WRITTEN INSTRUCTION: Restate every entry word for word.

————————

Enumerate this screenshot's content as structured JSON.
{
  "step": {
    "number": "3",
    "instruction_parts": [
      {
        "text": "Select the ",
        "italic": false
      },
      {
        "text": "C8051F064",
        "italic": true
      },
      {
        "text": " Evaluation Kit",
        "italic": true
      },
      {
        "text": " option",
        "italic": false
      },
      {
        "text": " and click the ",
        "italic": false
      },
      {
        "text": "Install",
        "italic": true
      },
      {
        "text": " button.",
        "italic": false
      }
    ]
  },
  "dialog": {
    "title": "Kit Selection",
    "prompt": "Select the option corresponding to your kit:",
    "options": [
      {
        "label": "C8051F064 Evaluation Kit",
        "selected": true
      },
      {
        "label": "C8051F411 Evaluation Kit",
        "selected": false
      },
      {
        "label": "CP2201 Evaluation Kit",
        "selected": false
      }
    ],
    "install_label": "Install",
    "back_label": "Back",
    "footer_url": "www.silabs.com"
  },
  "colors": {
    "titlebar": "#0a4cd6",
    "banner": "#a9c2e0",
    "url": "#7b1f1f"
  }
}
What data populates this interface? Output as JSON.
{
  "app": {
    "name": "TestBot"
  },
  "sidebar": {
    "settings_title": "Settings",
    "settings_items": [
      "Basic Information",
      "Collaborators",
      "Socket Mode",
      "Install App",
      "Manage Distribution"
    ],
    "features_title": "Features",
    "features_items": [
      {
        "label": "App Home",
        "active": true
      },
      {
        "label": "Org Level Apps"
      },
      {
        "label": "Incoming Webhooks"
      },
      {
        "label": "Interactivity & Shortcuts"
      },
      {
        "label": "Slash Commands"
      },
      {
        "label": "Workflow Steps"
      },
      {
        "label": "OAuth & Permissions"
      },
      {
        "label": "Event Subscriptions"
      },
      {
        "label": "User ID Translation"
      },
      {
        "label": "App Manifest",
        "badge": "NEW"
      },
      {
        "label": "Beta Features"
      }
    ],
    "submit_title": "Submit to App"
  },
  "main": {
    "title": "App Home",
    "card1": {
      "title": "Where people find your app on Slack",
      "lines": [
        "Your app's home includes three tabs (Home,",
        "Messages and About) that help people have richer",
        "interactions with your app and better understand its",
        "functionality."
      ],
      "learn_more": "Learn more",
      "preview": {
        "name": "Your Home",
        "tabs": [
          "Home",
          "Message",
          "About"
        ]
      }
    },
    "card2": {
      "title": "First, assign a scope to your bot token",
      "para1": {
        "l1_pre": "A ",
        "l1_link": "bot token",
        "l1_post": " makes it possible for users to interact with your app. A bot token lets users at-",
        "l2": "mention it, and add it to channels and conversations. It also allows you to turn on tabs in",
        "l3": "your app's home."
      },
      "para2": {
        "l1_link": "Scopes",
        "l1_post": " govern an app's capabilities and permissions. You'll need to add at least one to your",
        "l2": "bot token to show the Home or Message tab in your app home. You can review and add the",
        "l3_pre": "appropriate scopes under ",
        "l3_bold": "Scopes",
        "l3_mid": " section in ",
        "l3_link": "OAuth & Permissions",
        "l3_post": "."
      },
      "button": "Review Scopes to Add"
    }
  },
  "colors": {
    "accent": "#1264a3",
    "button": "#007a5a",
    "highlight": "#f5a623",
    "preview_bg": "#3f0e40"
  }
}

————————

EXERCISE RESPONSE:
Enumerate this screenshot's content as structured JSON.
{
  "step": {
    "number": "3",
    "instruction_parts": [
      {
        "text": "Select the ",
        "italic": false
      },
      {
        "text": "C8051F064",
        "italic": true
      },
      {
        "text": " Evaluation Kit",
        "italic": true
      },
      {
        "text": " option",
        "italic": false
      },
      {
        "text": " and click the ",
        "italic": false
      },
      {
        "text": "Install",
        "italic": true
      },
      {
        "text": " button.",
        "italic": false
      }
    ]
  },
  "dialog": {
    "title": "Kit Selection",
    "prompt": "Select the option corresponding to your kit:",
    "options": [
      {
        "label": "C8051F064 Evaluation Kit",
        "selected": true
      },
      {
        "label": "C8051F411 Evaluation Kit",
        "selected": false
      },
      {
        "label": "CP2201 Evaluation Kit",
        "selected": false
      }
    ],
    "install_label": "Install",
    "back_label": "Back",
    "footer_url": "www.silabs.com"
  },
  "colors": {
    "titlebar": "#0a4cd6",
    "banner": "#a9c2e0",
    "url": "#7b1f1f"
  }
}
What data populates this interface? Output as JSON.
{
  "app": {
    "name": "TestBot"
  },
  "sidebar": {
    "settings_title": "Settings",
    "settings_items": [
      "Basic Information",
      "Collaborators",
      "Socket Mode",
      "Install App",
      "Manage Distribution"
    ],
    "features_title": "Features",
    "features_items": [
      {
        "label": "App Home",
        "active": true
      },
      {
        "label": "Org Level Apps"
      },
      {
        "label": "Incoming Webhooks"
      },
      {
        "label": "Interactivity & Shortcuts"
      },
      {
        "label": "Slash Commands"
      },
      {
        "label": "Workflow Steps"
      },
      {
        "label": "OAuth & Permissions"
      },
      {
        "label": "Event Subscriptions"
      },
      {
        "label": "User ID Translation"
      },
      {
        "label": "App Manifest",
        "badge": "NEW"
      },
      {
        "label": "Beta Features"
      }
    ],
    "submit_title": "Submit to App"
  },
  "main": {
    "title": "App Home",
    "card1": {
      "title": "Where people find your app on Slack",
      "lines": [
        "Your app's home includes three tabs (Home,",
        "Messages and About) that help people have richer",
        "interactions with your app and better understand its",
        "functionality."
      ],
      "learn_more": "Learn more",
      "preview": {
        "name": "Your Home",
        "tabs": [
          "Home",
          "Message",
          "About"
        ]
      }
    },
    "card2": {
      "title": "First, assign a scope to your bot token",
      "para1": {
        "l1_pre": "A ",
        "l1_link": "bot token",
        "l1_post": " makes it possible for users to interact with your app. A bot token lets users at-",
        "l2": "mention it, and add it to channels and conversations. It also allows you to turn on tabs in",
        "l3": "your app's home."
      },
      "para2": {
        "l1_link": "Scopes",
        "l1_post": " govern an app's capabilities and permissions. You'll need to add at least one to your",
        "l2": "bot token to show the Home or Message tab in your app home. You can review and add the",
        "l3_pre": "appropriate scopes under ",
        "l3_bold": "Scopes",
        "l3_mid": " section in ",
        "l3_link": "OAuth & Permissions",
        "l3_post": "."
      },
      "button": "Review Scopes to Add"
    }
  },
  "colors": {
    "accent": "#1264a3",
    "button": "#007a5a",
    "highlight": "#f5a623",
    "preview_bg": "#3f0e40"
  }
}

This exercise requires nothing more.